__TASK STATEMENT__:
Where a line in the listing below contains the word "Числова", copy that line.

* Start RECORDED DATA *

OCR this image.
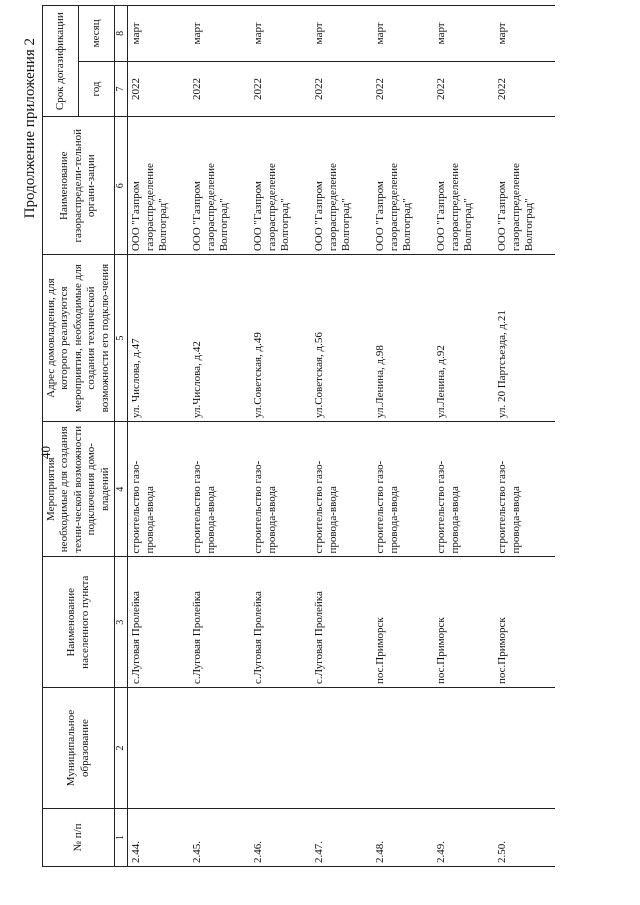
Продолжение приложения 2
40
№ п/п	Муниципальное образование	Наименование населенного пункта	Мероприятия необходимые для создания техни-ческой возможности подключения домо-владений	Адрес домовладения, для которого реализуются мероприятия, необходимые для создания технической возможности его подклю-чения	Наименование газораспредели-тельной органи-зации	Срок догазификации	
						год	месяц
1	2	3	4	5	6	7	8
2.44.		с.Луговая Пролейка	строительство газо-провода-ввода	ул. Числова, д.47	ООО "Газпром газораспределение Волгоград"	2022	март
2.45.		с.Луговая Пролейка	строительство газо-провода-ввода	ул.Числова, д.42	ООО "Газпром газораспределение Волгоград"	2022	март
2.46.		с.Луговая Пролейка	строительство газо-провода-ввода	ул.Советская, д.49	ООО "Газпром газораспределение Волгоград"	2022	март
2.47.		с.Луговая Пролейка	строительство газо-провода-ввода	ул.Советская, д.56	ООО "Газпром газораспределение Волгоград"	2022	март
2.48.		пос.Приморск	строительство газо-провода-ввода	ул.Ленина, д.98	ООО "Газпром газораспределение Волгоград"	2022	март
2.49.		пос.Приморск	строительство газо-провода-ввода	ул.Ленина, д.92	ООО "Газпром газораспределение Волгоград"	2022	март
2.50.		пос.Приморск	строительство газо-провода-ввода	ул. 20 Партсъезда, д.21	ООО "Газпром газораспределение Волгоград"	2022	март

* End RECORDED DATA *
* Start RECORDED DATA *

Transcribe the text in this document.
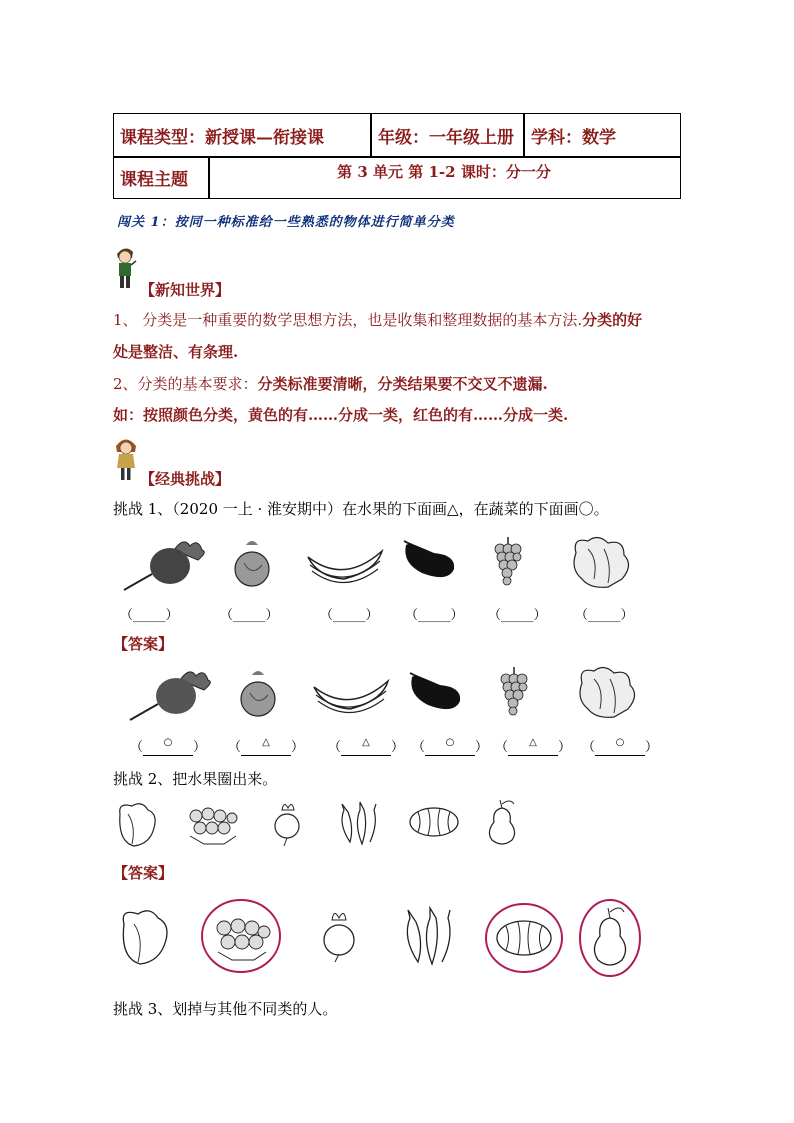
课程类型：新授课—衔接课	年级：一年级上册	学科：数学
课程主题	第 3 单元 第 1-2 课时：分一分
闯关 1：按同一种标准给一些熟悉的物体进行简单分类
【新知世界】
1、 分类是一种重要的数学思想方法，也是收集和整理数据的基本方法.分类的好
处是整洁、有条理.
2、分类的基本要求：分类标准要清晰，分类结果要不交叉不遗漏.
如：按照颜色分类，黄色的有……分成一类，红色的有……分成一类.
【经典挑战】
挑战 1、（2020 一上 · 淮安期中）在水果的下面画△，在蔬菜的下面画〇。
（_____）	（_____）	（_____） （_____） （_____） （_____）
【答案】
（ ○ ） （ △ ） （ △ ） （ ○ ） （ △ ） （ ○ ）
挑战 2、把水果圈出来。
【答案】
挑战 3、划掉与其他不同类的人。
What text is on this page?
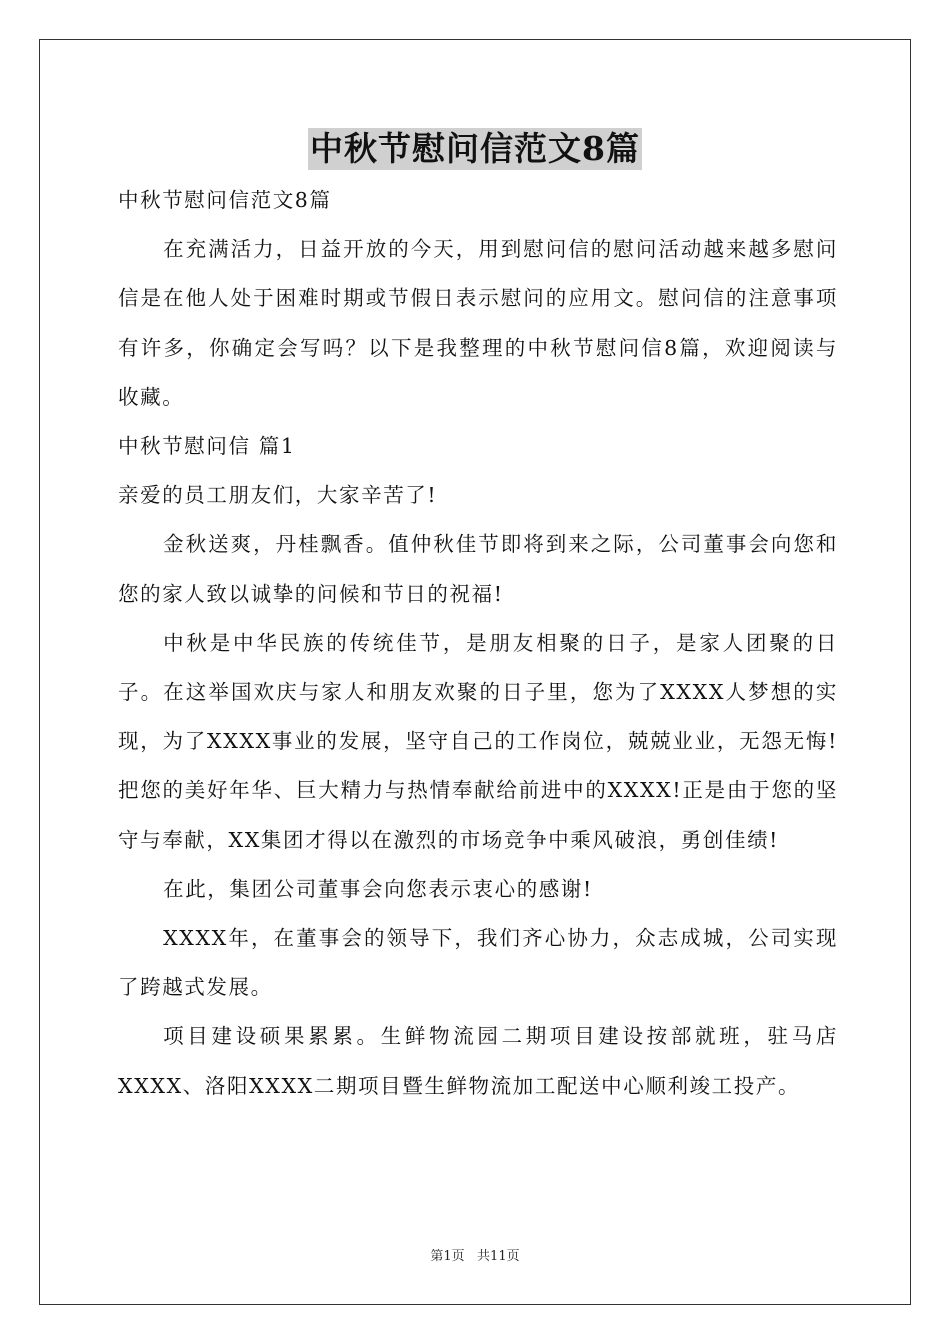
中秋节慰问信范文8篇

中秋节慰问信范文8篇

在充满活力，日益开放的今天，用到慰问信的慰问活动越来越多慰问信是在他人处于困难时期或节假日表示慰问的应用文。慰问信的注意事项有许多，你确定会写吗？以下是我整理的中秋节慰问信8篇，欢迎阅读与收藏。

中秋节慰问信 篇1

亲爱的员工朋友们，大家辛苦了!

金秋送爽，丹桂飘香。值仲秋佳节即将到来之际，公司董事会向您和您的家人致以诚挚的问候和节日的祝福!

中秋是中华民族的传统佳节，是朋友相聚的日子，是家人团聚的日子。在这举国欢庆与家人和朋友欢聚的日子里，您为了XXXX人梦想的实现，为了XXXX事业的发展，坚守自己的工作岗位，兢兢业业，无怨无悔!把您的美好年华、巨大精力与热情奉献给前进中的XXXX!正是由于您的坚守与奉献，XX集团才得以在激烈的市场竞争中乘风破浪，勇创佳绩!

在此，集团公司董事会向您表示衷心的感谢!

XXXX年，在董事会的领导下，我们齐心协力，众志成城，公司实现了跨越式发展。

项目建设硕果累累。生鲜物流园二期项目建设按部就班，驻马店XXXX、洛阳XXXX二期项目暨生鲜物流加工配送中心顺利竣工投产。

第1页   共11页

* End RECORDED DATA *

__FINISHED ANSWER__:
2.44.		с.Луговая Пролейка	строительство газо-провода-ввода	ул. Числова, д.47	ООО "Газпром газораспределение Волгоград"	2022	март
2.45.		с.Луговая Пролейка	строительство газо-провода-ввода	ул.Числова, д.42	ООО "Газпром газораспределение Волгоград"	2022	март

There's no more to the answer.